- **Your tasks**
1. In the SDLC overview, write out the part that opens with the words containing "SDLC Overview" and closes with "6 main phases.".
2. Using the SDLC overview, decide whether each statement agrees with it, answering yes or no and quoting the deciding words: (a) SDLC is made up of six main phases. (b) In the Waterfall method, stages may overlap. (c) During deployment, the software is first released as a beta.

- **Document text**
'''

SDLC Overview

The General Outline for the Software Development Life Cycle

SDLC, or Software Development Life Cycle, is the blueprint used to produce software in an organized, efficient manner. SDLC is composed of 6 main phases.

  1. Planning – Collecting Requirements for software
  2. Designing
  3. Development – Developers start coding the software
  4. Testing – Making sure that software actually works
  5. Deployment – Release the software to the client. First as a beta, which is also a part of testing.
  6. Maintenance

SDLC Models

There are many models implemented for the development of Software. They include the:

► Waterfall:

The first main method used to develop software is the Waterfall method. It is a linear model where the order of stages must be kept, and there is no overlapping. The reason for no overlap is that the finished stage would provide input for the upcoming stage (ie. you cannot start the development phase of the software until the planning phase is finished). This method is called the Waterfall method because the stages cascade, with stages starting only after the previous one is finished.

When is Waterfall method used?

The Waterfall method has its unique perks that makes it still in use in this day and age. They include that the requirements are very well documented, the finished software is stable, the use of Technology has been given time to be well understood and implemented, and there are no ambiguous requirements.

'''

[Bounding box annotations]
'''

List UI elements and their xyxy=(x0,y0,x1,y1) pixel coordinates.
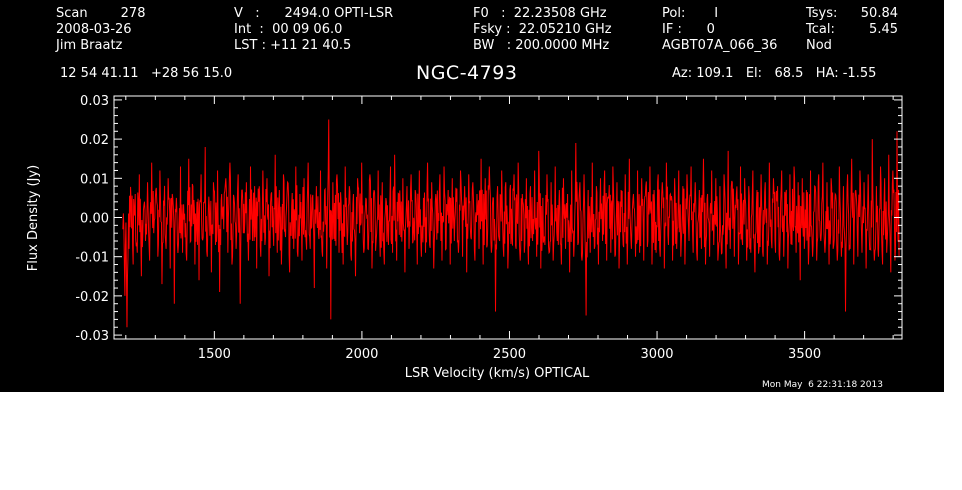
header-velocity: V : 2494.0 OPTI-LSR xyxy=(234,6,394,21)
header-fsky: Fsky : 22.05210 GHz xyxy=(473,22,612,37)
x-axis-label: LSR Velocity (km/s) OPTICAL xyxy=(405,366,590,381)
y-tick-label: 0.00 xyxy=(80,212,109,227)
header-tcal-label: Tcal: xyxy=(806,22,835,37)
y-tick-label: -0.01 xyxy=(75,251,109,266)
header-project: AGBT07A_066_36 xyxy=(662,38,778,53)
header-tcal-value: 5.45 xyxy=(869,22,898,37)
header-integration: Int : 00 09 06.0 xyxy=(234,22,343,37)
spectrum-panel: Scan 278 2008-03-26 Jim Braatz V : 2494.… xyxy=(0,0,944,392)
tick-layer: 1500 2000 2500 3000 3500 -0.03 -0.02 -0.01 0.00 0… xyxy=(75,94,902,362)
spectrum-chart: 1500 2000 2500 3000 3500 -0.03 -0.02 -0.01 0.00 0… xyxy=(26,94,903,381)
y-tick-label: -0.02 xyxy=(75,290,109,305)
y-tick-label: 0.01 xyxy=(80,172,109,187)
y-tick-label: -0.03 xyxy=(75,329,109,344)
x-tick-label: 1500 xyxy=(198,347,231,362)
header-nod: Nod xyxy=(806,38,832,53)
header-if: IF : 0 xyxy=(662,22,715,37)
header-tsys-label: Tsys: xyxy=(806,6,838,21)
timestamp: Mon May 6 22:31:18 2013 xyxy=(762,380,883,390)
x-tick-label: 3000 xyxy=(640,347,673,362)
header-observer: Jim Braatz xyxy=(56,38,123,53)
header-coordinates: 12 54 41.11 +28 56 15.0 xyxy=(60,66,233,81)
source-name: NGC-4793 xyxy=(416,62,518,84)
series-line xyxy=(122,119,900,328)
header-lst: LST : +11 21 40.5 xyxy=(234,38,352,53)
y-tick-label: 0.02 xyxy=(80,133,109,148)
plot-frame xyxy=(113,95,903,340)
header-polarization: Pol: I xyxy=(662,6,719,21)
header-pointing: Az: 109.1 El: 68.5 HA: -1.55 xyxy=(672,66,877,81)
x-tick-label: 2500 xyxy=(493,347,526,362)
header-tsys-value: 50.84 xyxy=(860,6,898,21)
x-tick-label: 2000 xyxy=(345,347,378,362)
x-tick-label: 3500 xyxy=(788,347,821,362)
y-axis-label: Flux Density (Jy) xyxy=(26,165,41,271)
header-scan: Scan 278 xyxy=(56,6,146,21)
y-tick-label: 0.03 xyxy=(80,94,109,109)
series-layer xyxy=(122,119,900,328)
header-f0: F0 : 22.23508 GHz xyxy=(473,6,607,21)
header-bandwidth: BW : 200.0000 MHz xyxy=(473,38,610,53)
header-date: 2008-03-26 xyxy=(56,22,132,37)
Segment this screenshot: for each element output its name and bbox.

'''

- **Results of the exercise**
1.
SDLC Overview

The General Outline for the Software Development Life Cycle

SDLC, or Software Development Life Cycle, is the blueprint used to produce software in an organized, efficient manner. SDLC is composed of 6 main phases.

2.
(a) Yes: "SDLC is composed of 6 main phases."
(b) No: "there is no overlapping."
(c) Yes: "First as a beta, which is also a part of testing."